» Task requirements: From the listing that follows, extract every line and set it down unaltered.

» Records provided:
++++++

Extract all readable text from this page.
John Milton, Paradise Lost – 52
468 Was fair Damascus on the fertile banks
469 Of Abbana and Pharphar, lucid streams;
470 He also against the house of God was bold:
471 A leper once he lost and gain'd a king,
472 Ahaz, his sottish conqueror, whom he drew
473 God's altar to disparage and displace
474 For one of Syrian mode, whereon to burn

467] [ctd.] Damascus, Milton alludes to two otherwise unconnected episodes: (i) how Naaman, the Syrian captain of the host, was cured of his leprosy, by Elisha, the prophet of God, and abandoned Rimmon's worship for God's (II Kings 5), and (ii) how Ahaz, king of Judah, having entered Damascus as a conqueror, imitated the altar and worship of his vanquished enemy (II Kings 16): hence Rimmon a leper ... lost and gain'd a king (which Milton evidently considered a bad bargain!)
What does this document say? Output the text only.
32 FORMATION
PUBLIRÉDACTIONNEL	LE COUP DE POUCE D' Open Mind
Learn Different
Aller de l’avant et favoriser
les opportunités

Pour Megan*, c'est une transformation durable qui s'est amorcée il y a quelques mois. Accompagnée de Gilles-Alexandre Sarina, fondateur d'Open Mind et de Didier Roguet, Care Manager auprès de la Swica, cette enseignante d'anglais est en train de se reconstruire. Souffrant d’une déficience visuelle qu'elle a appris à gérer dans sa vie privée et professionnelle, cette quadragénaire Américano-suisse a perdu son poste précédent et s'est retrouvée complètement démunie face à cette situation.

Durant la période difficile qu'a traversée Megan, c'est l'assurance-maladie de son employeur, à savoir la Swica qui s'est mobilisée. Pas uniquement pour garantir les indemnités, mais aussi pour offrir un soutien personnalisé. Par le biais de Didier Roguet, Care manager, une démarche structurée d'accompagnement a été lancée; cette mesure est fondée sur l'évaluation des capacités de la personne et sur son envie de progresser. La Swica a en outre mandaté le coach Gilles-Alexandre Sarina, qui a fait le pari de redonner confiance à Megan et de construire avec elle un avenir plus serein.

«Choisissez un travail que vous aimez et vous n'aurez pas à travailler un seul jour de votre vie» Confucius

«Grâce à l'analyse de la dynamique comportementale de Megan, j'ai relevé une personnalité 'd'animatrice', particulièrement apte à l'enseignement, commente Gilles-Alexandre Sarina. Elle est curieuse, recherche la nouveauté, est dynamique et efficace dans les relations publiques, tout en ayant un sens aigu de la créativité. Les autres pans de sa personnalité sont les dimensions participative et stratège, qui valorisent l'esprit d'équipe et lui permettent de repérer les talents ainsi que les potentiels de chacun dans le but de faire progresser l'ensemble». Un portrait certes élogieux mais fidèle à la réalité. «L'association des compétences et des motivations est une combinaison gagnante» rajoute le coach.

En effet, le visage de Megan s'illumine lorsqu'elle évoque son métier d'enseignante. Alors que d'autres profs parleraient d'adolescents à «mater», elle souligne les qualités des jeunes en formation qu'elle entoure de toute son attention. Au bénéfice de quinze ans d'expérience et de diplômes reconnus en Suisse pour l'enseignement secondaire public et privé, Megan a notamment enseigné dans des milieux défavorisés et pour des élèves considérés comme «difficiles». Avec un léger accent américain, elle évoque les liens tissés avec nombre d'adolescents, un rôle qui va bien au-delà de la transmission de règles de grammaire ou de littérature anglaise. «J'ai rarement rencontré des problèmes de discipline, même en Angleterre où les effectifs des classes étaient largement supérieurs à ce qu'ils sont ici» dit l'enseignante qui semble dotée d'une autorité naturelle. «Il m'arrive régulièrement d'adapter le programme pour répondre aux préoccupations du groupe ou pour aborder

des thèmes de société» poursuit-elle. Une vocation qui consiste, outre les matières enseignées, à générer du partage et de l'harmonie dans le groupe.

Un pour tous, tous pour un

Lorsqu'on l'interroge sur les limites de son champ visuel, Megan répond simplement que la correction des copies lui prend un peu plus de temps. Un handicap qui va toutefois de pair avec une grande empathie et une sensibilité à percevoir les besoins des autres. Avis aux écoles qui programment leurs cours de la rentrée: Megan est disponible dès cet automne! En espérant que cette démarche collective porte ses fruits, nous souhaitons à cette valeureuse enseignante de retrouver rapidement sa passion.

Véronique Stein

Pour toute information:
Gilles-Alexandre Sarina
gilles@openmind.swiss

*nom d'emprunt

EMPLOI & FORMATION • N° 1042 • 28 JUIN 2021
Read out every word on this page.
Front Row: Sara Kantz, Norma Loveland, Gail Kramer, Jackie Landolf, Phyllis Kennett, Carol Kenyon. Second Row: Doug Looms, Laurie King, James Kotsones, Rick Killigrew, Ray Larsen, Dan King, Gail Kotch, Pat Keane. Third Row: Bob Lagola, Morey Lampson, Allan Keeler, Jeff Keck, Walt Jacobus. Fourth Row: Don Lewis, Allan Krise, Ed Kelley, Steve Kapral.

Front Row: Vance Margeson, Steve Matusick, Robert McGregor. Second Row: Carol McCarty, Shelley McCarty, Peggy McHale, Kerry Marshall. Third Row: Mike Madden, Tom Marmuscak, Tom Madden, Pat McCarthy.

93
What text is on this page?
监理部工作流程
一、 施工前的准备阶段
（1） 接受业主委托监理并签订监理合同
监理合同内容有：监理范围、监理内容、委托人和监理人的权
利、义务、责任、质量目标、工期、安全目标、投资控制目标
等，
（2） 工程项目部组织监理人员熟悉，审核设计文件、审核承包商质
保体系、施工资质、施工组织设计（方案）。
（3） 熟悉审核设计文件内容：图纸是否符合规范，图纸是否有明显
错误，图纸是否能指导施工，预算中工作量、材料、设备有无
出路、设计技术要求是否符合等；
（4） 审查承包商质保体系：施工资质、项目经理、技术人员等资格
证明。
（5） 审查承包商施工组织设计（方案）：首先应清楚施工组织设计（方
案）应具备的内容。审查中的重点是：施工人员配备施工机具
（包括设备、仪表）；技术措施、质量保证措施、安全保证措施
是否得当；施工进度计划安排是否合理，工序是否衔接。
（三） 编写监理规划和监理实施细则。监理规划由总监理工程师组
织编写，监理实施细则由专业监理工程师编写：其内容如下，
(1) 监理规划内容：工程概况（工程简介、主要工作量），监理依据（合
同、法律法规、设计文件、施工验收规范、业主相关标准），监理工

++++++

» Response to this task:
Extract all readable text from this page.
John Milton, Paradise Lost – 52
468 Was fair Damascus on the fertile banks
469 Of Abbana and Pharphar, lucid streams;
470 He also against the house of God was bold:
471 A leper once he lost and gain'd a king,
472 Ahaz, his sottish conqueror, whom he drew
473 God's altar to disparage and displace
474 For one of Syrian mode, whereon to burn

467] [ctd.] Damascus, Milton alludes to two otherwise unconnected episodes: (i) how Naaman, the Syrian captain of the host, was cured of his leprosy, by Elisha, the prophet of God, and abandoned Rimmon's worship for God's (II Kings 5), and (ii) how Ahaz, king of Judah, having entered Damascus as a conqueror, imitated the altar and worship of his vanquished enemy (II Kings 16): hence Rimmon a leper ... lost and gain'd a king (which Milton evidently considered a bad bargain!)
What does this document say? Output the text only.
32 FORMATION
PUBLIRÉDACTIONNEL	LE COUP DE POUCE D' Open Mind
Learn Different
Aller de l’avant et favoriser
les opportunités

Pour Megan*, c'est une transformation durable qui s'est amorcée il y a quelques mois. Accompagnée de Gilles-Alexandre Sarina, fondateur d'Open Mind et de Didier Roguet, Care Manager auprès de la Swica, cette enseignante d'anglais est en train de se reconstruire. Souffrant d’une déficience visuelle qu'elle a appris à gérer dans sa vie privée et professionnelle, cette quadragénaire Américano-suisse a perdu son poste précédent et s'est retrouvée complètement démunie face à cette situation.

Durant la période difficile qu'a traversée Megan, c'est l'assurance-maladie de son employeur, à savoir la Swica qui s'est mobilisée. Pas uniquement pour garantir les indemnités, mais aussi pour offrir un soutien personnalisé. Par le biais de Didier Roguet, Care manager, une démarche structurée d'accompagnement a été lancée; cette mesure est fondée sur l'évaluation des capacités de la personne et sur son envie de progresser. La Swica a en outre mandaté le coach Gilles-Alexandre Sarina, qui a fait le pari de redonner confiance à Megan et de construire avec elle un avenir plus serein.

«Choisissez un travail que vous aimez et vous n'aurez pas à travailler un seul jour de votre vie» Confucius

«Grâce à l'analyse de la dynamique comportementale de Megan, j'ai relevé une personnalité 'd'animatrice', particulièrement apte à l'enseignement, commente Gilles-Alexandre Sarina. Elle est curieuse, recherche la nouveauté, est dynamique et efficace dans les relations publiques, tout en ayant un sens aigu de la créativité. Les autres pans de sa personnalité sont les dimensions participative et stratège, qui valorisent l'esprit d'équipe et lui permettent de repérer les talents ainsi que les potentiels de chacun dans le but de faire progresser l'ensemble». Un portrait certes élogieux mais fidèle à la réalité. «L'association des compétences et des motivations est une combinaison gagnante» rajoute le coach.

En effet, le visage de Megan s'illumine lorsqu'elle évoque son métier d'enseignante. Alors que d'autres profs parleraient d'adolescents à «mater», elle souligne les qualités des jeunes en formation qu'elle entoure de toute son attention. Au bénéfice de quinze ans d'expérience et de diplômes reconnus en Suisse pour l'enseignement secondaire public et privé, Megan a notamment enseigné dans des milieux défavorisés et pour des élèves considérés comme «difficiles». Avec un léger accent américain, elle évoque les liens tissés avec nombre d'adolescents, un rôle qui va bien au-delà de la transmission de règles de grammaire ou de littérature anglaise. «J'ai rarement rencontré des problèmes de discipline, même en Angleterre où les effectifs des classes étaient largement supérieurs à ce qu'ils sont ici» dit l'enseignante qui semble dotée d'une autorité naturelle. «Il m'arrive régulièrement d'adapter le programme pour répondre aux préoccupations du groupe ou pour aborder

des thèmes de société» poursuit-elle. Une vocation qui consiste, outre les matières enseignées, à générer du partage et de l'harmonie dans le groupe.

Un pour tous, tous pour un

Lorsqu'on l'interroge sur les limites de son champ visuel, Megan répond simplement que la correction des copies lui prend un peu plus de temps. Un handicap qui va toutefois de pair avec une grande empathie et une sensibilité à percevoir les besoins des autres. Avis aux écoles qui programment leurs cours de la rentrée: Megan est disponible dès cet automne! En espérant que cette démarche collective porte ses fruits, nous souhaitons à cette valeureuse enseignante de retrouver rapidement sa passion.

Véronique Stein

Pour toute information:
Gilles-Alexandre Sarina
gilles@openmind.swiss

*nom d'emprunt

EMPLOI & FORMATION • N° 1042 • 28 JUIN 2021
Read out every word on this page.
Front Row: Sara Kantz, Norma Loveland, Gail Kramer, Jackie Landolf, Phyllis Kennett, Carol Kenyon. Second Row: Doug Looms, Laurie King, James Kotsones, Rick Killigrew, Ray Larsen, Dan King, Gail Kotch, Pat Keane. Third Row: Bob Lagola, Morey Lampson, Allan Keeler, Jeff Keck, Walt Jacobus. Fourth Row: Don Lewis, Allan Krise, Ed Kelley, Steve Kapral.

Front Row: Vance Margeson, Steve Matusick, Robert McGregor. Second Row: Carol McCarty, Shelley McCarty, Peggy McHale, Kerry Marshall. Third Row: Mike Madden, Tom Marmuscak, Tom Madden, Pat McCarthy.

93
What text is on this page?
监理部工作流程
一、 施工前的准备阶段
（1） 接受业主委托监理并签订监理合同
监理合同内容有：监理范围、监理内容、委托人和监理人的权
利、义务、责任、质量目标、工期、安全目标、投资控制目标
等，
（2） 工程项目部组织监理人员熟悉，审核设计文件、审核承包商质
保体系、施工资质、施工组织设计（方案）。
（3） 熟悉审核设计文件内容：图纸是否符合规范，图纸是否有明显
错误，图纸是否能指导施工，预算中工作量、材料、设备有无
出路、设计技术要求是否符合等；
（4） 审查承包商质保体系：施工资质、项目经理、技术人员等资格
证明。
（5） 审查承包商施工组织设计（方案）：首先应清楚施工组织设计（方
案）应具备的内容。审查中的重点是：施工人员配备施工机具
（包括设备、仪表）；技术措施、质量保证措施、安全保证措施
是否得当；施工进度计划安排是否合理，工序是否衔接。
（三） 编写监理规划和监理实施细则。监理规划由总监理工程师组
织编写，监理实施细则由专业监理工程师编写：其内容如下，
(1) 监理规划内容：工程概况（工程简介、主要工作量），监理依据（合
同、法律法规、设计文件、施工验收规范、业主相关标准），监理工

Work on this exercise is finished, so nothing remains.